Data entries
* Start *
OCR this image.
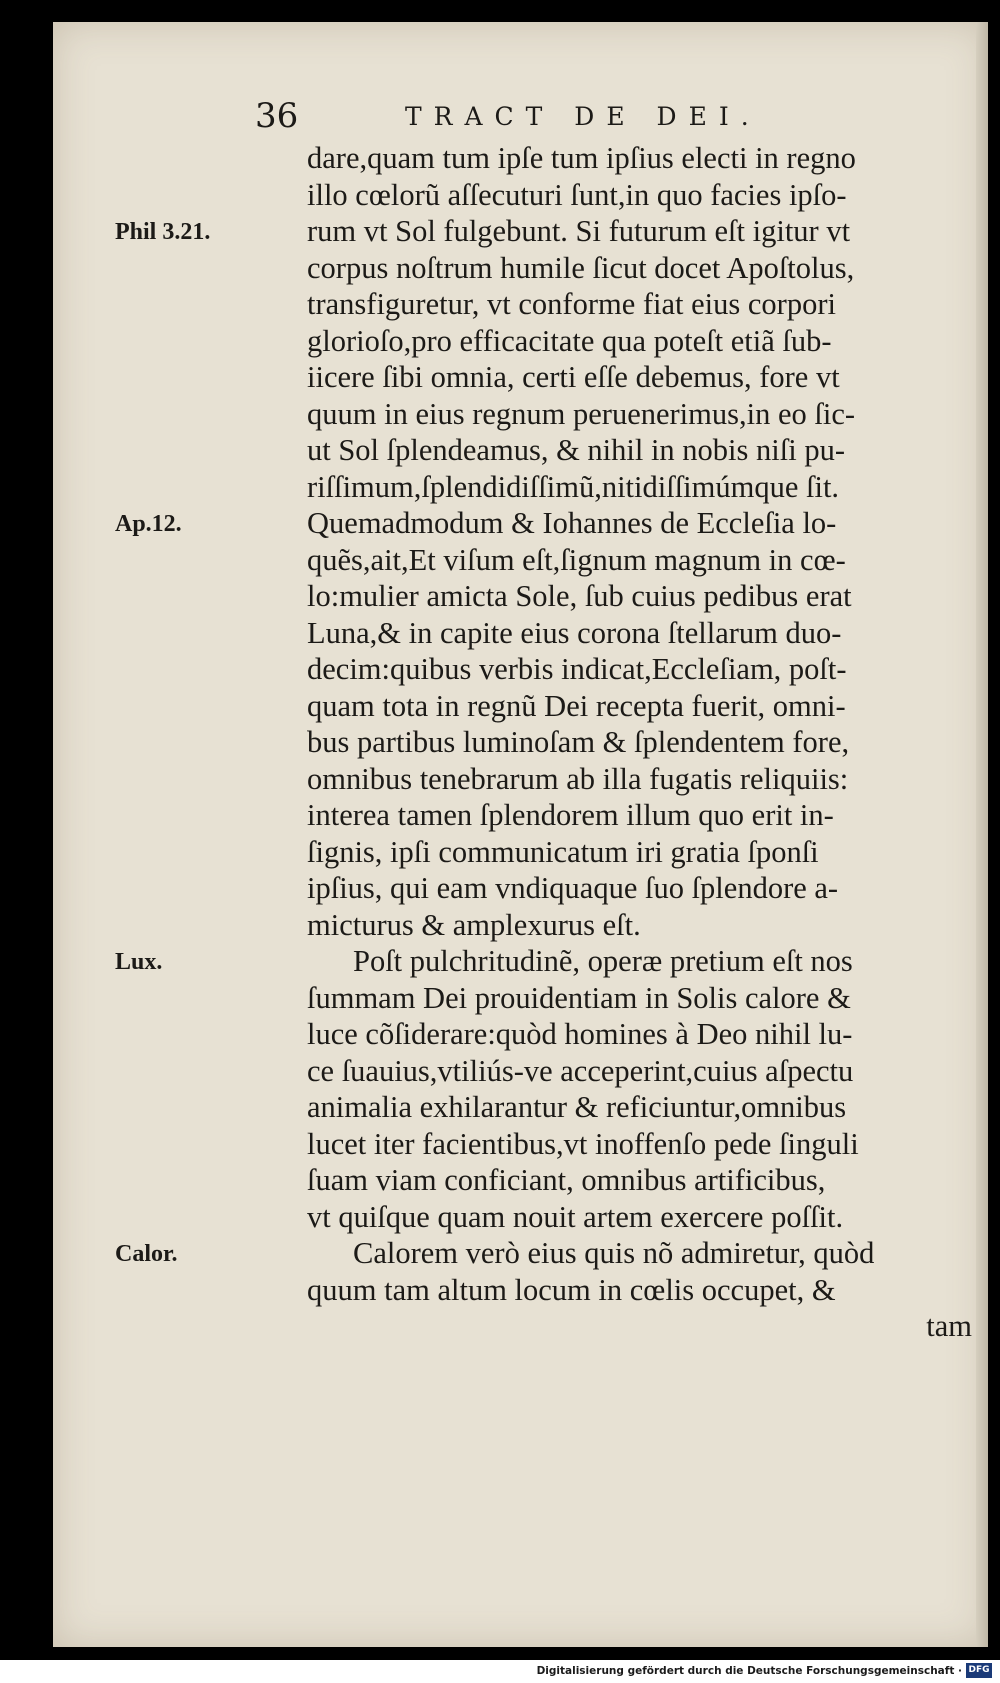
36	TRACT DE DEI.
dare,quam tum ipſe tum ipſius electi in regno
illo cœlorũ aſſecuturi ſunt,in quo facies ipſo-
rum vt Sol fulgebunt. Si futurum eſt igitur vt
corpus noſtrum humile ſicut docet Apoſtolus,
transfiguretur, vt conforme fiat eius corpori
glorioſo,pro efficacitate qua poteſt etiã ſub-
iicere ſibi omnia, certi eſſe debemus, fore vt
quum in eius regnum peruenerimus,in eo ſic-
ut Sol ſplendeamus, & nihil in nobis niſi pu-
riſſimum,ſplendidiſſimũ,nitidiſſimúmque ſit.
Quemadmodum & Iohannes de Eccleſia lo-
quẽs,ait,Et viſum eſt,ſignum magnum in cœ-
lo:mulier amicta Sole, ſub cuius pedibus erat
Luna,& in capite eius corona ſtellarum duo-
decim:quibus verbis indicat,Eccleſiam, poſt-
quam tota in regnũ Dei recepta fuerit, omni-
bus partibus luminoſam & ſplendentem fore,
omnibus tenebrarum ab illa fugatis reliquiis:
interea tamen ſplendorem illum quo erit in-
ſignis, ipſi communicatum iri gratia ſponſi
ipſius, qui eam vndiquaque ſuo ſplendore a-
micturus & amplexurus eſt.
Poſt pulchritudinẽ, operæ pretium eſt nos
ſummam Dei prouidentiam in Solis calore &
luce cõſiderare:quòd homines à Deo nihil lu-
ce ſuauius,vtiliús-ve acceperint,cuius aſpectu
animalia exhilarantur & reficiuntur,omnibus
lucet iter facientibus,vt inoffenſo pede ſinguli
ſuam viam conficiant, omnibus artificibus,
vt quiſque quam nouit artem exercere poſſit.
Calorem verò eius quis nõ admiretur, quòd
quum tam altum locum in cœlis occupet, &
tam
Phil 3.21.
Ap.12.
Lux.
Calor.
Digitalisierung gefördert durch die Deutsche Forschungsgemeinschaft · DFG
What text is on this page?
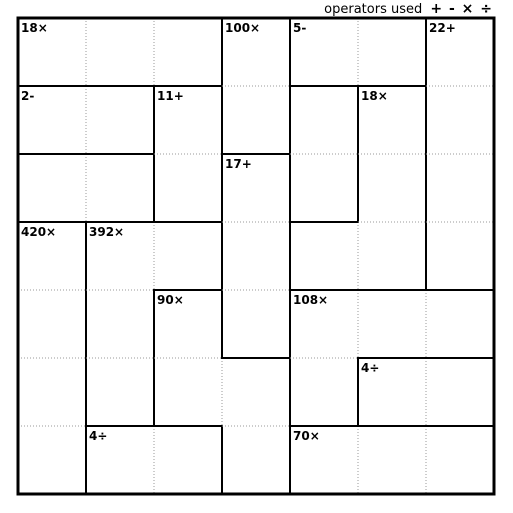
operators used + - × ÷
18×	100×	5-	22+
2-	11+	18×
17+
420×	392×
90×	108×
4÷
4÷	70×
* End *
Exercise goal: Copy every entry exactly as written. Pictures are excluded.

Answer to the exercise:
OCR this image.
36	TRACT DE DEI.
dare,quam tum ipſe tum ipſius electi in regno
illo cœlorũ aſſecuturi ſunt,in quo facies ipſo-
rum vt Sol fulgebunt. Si futurum eſt igitur vt
corpus noſtrum humile ſicut docet Apoſtolus,
transfiguretur, vt conforme fiat eius corpori
glorioſo,pro efficacitate qua poteſt etiã ſub-
iicere ſibi omnia, certi eſſe debemus, fore vt
quum in eius regnum peruenerimus,in eo ſic-
ut Sol ſplendeamus, & nihil in nobis niſi pu-
riſſimum,ſplendidiſſimũ,nitidiſſimúmque ſit.
Quemadmodum & Iohannes de Eccleſia lo-
quẽs,ait,Et viſum eſt,ſignum magnum in cœ-
lo:mulier amicta Sole, ſub cuius pedibus erat
Luna,& in capite eius corona ſtellarum duo-
decim:quibus verbis indicat,Eccleſiam, poſt-
quam tota in regnũ Dei recepta fuerit, omni-
bus partibus luminoſam & ſplendentem fore,
omnibus tenebrarum ab illa fugatis reliquiis:
interea tamen ſplendorem illum quo erit in-
ſignis, ipſi communicatum iri gratia ſponſi
ipſius, qui eam vndiquaque ſuo ſplendore a-
micturus & amplexurus eſt.
Poſt pulchritudinẽ, operæ pretium eſt nos
ſummam Dei prouidentiam in Solis calore &
luce cõſiderare:quòd homines à Deo nihil lu-
ce ſuauius,vtiliús-ve acceperint,cuius aſpectu
animalia exhilarantur & reficiuntur,omnibus
lucet iter facientibus,vt inoffenſo pede ſinguli
ſuam viam conficiant, omnibus artificibus,
vt quiſque quam nouit artem exercere poſſit.
Calorem verò eius quis nõ admiretur, quòd
quum tam altum locum in cœlis occupet, &
tam
Phil 3.21.
Ap.12.
Lux.
Calor.
Digitalisierung gefördert durch die Deutsche Forschungsgemeinschaft · DFG
What text is on this page?
operators used + - × ÷
18×	100×	5-	22+
2-	11+	18×
17+
420×	392×
90×	108×
4÷
4÷	70×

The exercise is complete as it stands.